### What is asked:
What follows is a set of records; repeat all of them exactly.

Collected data
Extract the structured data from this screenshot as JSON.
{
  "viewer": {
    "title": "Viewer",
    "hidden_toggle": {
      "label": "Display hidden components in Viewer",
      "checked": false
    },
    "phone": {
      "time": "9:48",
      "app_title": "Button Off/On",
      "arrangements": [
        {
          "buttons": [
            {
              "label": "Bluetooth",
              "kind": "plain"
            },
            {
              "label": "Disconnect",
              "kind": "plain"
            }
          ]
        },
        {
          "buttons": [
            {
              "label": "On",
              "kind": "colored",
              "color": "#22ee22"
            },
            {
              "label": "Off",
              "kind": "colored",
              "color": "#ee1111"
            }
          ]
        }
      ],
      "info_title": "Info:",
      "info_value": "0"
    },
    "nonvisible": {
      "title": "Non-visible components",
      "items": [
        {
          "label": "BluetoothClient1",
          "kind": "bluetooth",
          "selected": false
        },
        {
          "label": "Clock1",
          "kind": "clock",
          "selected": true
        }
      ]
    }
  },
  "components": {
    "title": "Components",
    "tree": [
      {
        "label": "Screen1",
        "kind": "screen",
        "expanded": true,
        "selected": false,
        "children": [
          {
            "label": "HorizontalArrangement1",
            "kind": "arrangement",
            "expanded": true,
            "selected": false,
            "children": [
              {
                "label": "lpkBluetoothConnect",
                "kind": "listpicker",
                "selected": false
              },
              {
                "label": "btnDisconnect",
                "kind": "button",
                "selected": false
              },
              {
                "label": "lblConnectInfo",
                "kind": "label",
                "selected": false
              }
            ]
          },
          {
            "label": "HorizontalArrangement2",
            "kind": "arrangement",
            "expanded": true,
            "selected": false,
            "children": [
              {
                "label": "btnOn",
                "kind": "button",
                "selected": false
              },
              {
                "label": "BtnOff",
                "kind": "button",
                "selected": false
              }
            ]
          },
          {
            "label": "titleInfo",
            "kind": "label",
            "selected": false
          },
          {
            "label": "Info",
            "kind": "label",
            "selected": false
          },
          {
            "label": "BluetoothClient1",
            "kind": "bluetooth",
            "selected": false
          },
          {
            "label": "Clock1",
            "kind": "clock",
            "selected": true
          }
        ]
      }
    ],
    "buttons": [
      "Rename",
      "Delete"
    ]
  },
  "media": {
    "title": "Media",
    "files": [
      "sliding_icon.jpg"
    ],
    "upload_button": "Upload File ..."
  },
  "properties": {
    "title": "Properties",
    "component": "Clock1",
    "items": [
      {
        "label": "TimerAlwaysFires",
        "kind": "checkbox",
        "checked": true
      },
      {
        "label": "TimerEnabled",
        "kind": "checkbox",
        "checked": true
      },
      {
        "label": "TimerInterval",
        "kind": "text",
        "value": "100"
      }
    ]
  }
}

### Reply:
Extract the structured data from this screenshot as JSON.
{
  "viewer": {
    "title": "Viewer",
    "hidden_toggle": {
      "label": "Display hidden components in Viewer",
      "checked": false
    },
    "phone": {
      "time": "9:48",
      "app_title": "Button Off/On",
      "arrangements": [
        {
          "buttons": [
            {
              "label": "Bluetooth",
              "kind": "plain"
            },
            {
              "label": "Disconnect",
              "kind": "plain"
            }
          ]
        },
        {
          "buttons": [
            {
              "label": "On",
              "kind": "colored",
              "color": "#22ee22"
            },
            {
              "label": "Off",
              "kind": "colored",
              "color": "#ee1111"
            }
          ]
        }
      ],
      "info_title": "Info:",
      "info_value": "0"
    },
    "nonvisible": {
      "title": "Non-visible components",
      "items": [
        {
          "label": "BluetoothClient1",
          "kind": "bluetooth",
          "selected": false
        },
        {
          "label": "Clock1",
          "kind": "clock",
          "selected": true
        }
      ]
    }
  },
  "components": {
    "title": "Components",
    "tree": [
      {
        "label": "Screen1",
        "kind": "screen",
        "expanded": true,
        "selected": false,
        "children": [
          {
            "label": "HorizontalArrangement1",
            "kind": "arrangement",
            "expanded": true,
            "selected": false,
            "children": [
              {
                "label": "lpkBluetoothConnect",
                "kind": "listpicker",
                "selected": false
              },
              {
                "label": "btnDisconnect",
                "kind": "button",
                "selected": false
              },
              {
                "label": "lblConnectInfo",
                "kind": "label",
                "selected": false
              }
            ]
          },
          {
            "label": "HorizontalArrangement2",
            "kind": "arrangement",
            "expanded": true,
            "selected": false,
            "children": [
              {
                "label": "btnOn",
                "kind": "button",
                "selected": false
              },
              {
                "label": "BtnOff",
                "kind": "button",
                "selected": false
              }
            ]
          },
          {
            "label": "titleInfo",
            "kind": "label",
            "selected": false
          },
          {
            "label": "Info",
            "kind": "label",
            "selected": false
          },
          {
            "label": "BluetoothClient1",
            "kind": "bluetooth",
            "selected": false
          },
          {
            "label": "Clock1",
            "kind": "clock",
            "selected": true
          }
        ]
      }
    ],
    "buttons": [
      "Rename",
      "Delete"
    ]
  },
  "media": {
    "title": "Media",
    "files": [
      "sliding_icon.jpg"
    ],
    "upload_button": "Upload File ..."
  },
  "properties": {
    "title": "Properties",
    "component": "Clock1",
    "items": [
      {
        "label": "TimerAlwaysFires",
        "kind": "checkbox",
        "checked": true
      },
      {
        "label": "TimerEnabled",
        "kind": "checkbox",
        "checked": true
      },
      {
        "label": "TimerInterval",
        "kind": "text",
        "value": "100"
      }
    ]
  }
}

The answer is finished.